- **STATED TASK**: Scan the entries below. List each line with "starb".

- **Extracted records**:
○ ○ ○ ○ ○ ○ ○

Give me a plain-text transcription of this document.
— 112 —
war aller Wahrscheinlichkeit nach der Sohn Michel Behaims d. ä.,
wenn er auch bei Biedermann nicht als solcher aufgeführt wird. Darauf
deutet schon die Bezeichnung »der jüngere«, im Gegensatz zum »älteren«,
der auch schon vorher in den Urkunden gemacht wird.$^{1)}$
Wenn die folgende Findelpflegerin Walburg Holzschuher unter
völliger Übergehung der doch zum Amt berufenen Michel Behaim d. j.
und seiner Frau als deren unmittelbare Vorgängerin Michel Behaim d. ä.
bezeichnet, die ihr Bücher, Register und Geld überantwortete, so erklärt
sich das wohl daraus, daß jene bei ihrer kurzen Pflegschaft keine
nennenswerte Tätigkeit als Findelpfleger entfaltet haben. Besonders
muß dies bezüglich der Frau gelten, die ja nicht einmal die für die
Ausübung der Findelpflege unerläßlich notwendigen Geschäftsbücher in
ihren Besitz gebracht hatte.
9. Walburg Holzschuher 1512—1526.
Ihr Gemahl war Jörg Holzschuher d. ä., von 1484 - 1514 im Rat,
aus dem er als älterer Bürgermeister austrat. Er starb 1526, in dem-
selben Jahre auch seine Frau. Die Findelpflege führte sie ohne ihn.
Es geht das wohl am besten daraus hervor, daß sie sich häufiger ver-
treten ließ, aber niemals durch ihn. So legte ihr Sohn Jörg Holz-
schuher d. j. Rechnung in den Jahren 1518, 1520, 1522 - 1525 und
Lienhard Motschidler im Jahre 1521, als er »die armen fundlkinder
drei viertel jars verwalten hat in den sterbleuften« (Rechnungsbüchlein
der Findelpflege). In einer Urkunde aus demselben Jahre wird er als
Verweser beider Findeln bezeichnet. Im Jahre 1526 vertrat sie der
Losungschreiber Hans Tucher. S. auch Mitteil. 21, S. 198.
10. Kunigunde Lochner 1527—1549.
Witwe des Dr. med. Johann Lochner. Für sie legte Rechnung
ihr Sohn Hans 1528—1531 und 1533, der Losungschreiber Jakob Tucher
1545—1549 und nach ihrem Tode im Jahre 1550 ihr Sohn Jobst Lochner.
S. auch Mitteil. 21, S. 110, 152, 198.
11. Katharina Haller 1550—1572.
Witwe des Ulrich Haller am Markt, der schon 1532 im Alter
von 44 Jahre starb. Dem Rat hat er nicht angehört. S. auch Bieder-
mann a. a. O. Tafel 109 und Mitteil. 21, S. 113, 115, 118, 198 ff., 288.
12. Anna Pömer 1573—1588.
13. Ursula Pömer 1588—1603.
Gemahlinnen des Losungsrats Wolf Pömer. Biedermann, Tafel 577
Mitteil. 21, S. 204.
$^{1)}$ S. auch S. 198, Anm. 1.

○ ○ ○ ○ ○ ○ ○

- **IN RESPONSE**:
aus dem er als älterer Bürgermeister austrat. Er starb 1526, in dem-
von 44 Jahre starb. Dem Rat hat er nicht angehört. S. auch Bieder-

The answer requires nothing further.